Reproduce the listing exactly, with no pictures in your copy.

━━━

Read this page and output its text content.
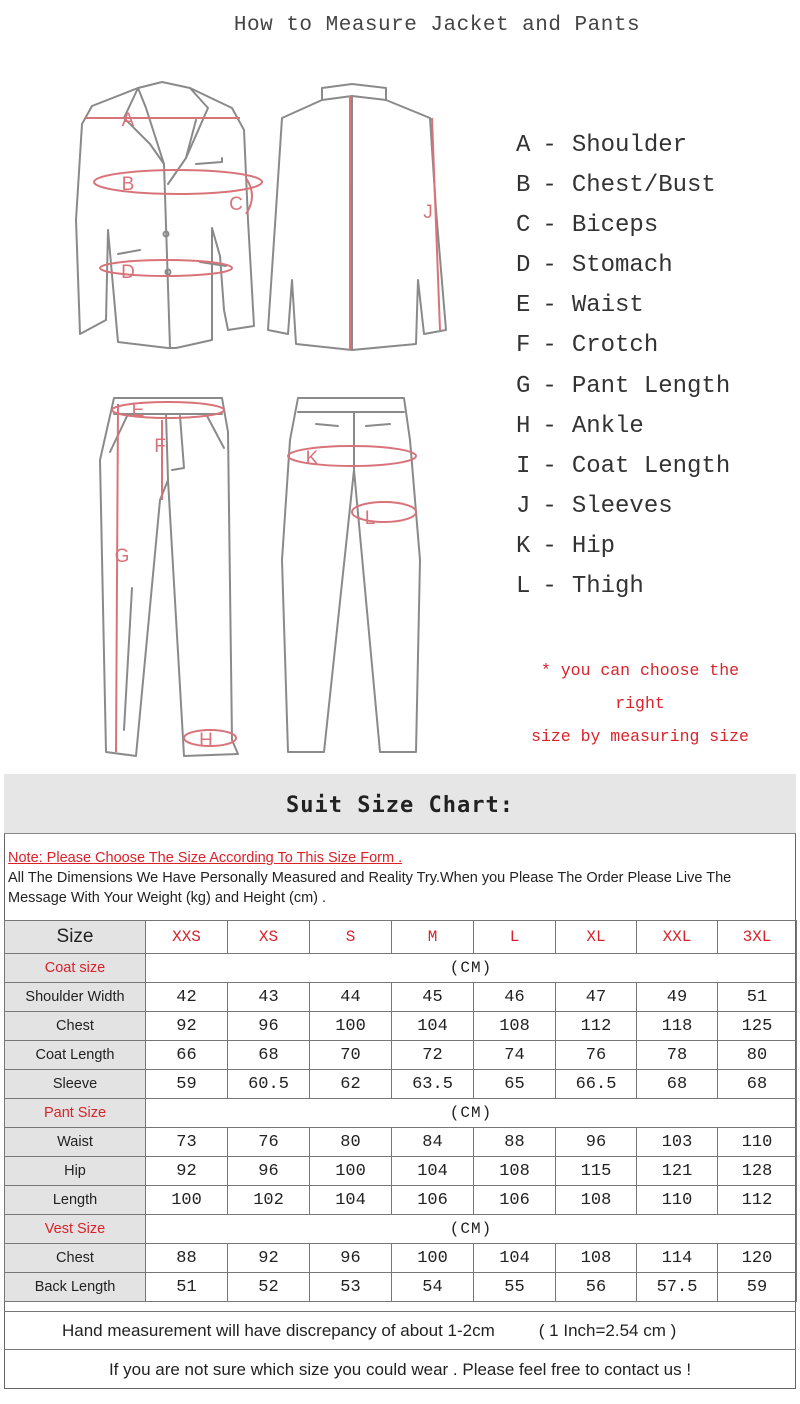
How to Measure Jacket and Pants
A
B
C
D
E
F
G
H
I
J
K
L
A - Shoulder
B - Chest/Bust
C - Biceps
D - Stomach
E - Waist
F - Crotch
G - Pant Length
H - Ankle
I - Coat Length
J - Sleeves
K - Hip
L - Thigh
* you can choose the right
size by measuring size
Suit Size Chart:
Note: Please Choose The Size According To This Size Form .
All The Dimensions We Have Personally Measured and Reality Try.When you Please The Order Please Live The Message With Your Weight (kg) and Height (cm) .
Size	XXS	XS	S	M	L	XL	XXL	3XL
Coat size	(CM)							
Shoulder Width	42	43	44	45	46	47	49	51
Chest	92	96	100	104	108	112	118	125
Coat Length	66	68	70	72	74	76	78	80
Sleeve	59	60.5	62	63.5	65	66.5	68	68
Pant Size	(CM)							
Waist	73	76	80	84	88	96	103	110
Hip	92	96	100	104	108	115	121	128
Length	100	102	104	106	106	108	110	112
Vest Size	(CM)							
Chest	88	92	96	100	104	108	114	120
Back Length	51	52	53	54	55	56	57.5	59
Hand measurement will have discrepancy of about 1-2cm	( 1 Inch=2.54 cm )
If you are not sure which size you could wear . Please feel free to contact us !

━━━

**OUTPUT FOR THIS TASK:**
Read this page and output its text content.
How to Measure Jacket and Pants
A
B
C
D
E
F
G
H
I
J
K
L
A - Shoulder
B - Chest/Bust
C - Biceps
D - Stomach
E - Waist
F - Crotch
G - Pant Length
H - Ankle
I - Coat Length
J - Sleeves
K - Hip
L - Thigh
* you can choose the right
size by measuring size
Suit Size Chart:
Note: Please Choose The Size According To This Size Form .
All The Dimensions We Have Personally Measured and Reality Try.When you Please The Order Please Live The Message With Your Weight (kg) and Height (cm) .
Size	XXS	XS	S	M	L	XL	XXL	3XL
Coat size	(CM)							
Shoulder Width	42	43	44	45	46	47	49	51
Chest	92	96	100	104	108	112	118	125
Coat Length	66	68	70	72	74	76	78	80
Sleeve	59	60.5	62	63.5	65	66.5	68	68
Pant Size	(CM)							
Waist	73	76	80	84	88	96	103	110
Hip	92	96	100	104	108	115	121	128
Length	100	102	104	106	106	108	110	112
Vest Size	(CM)							
Chest	88	92	96	100	104	108	114	120
Back Length	51	52	53	54	55	56	57.5	59
Hand measurement will have discrepancy of about 1-2cm	( 1 Inch=2.54 cm )
If you are not sure which size you could wear . Please feel free to contact us !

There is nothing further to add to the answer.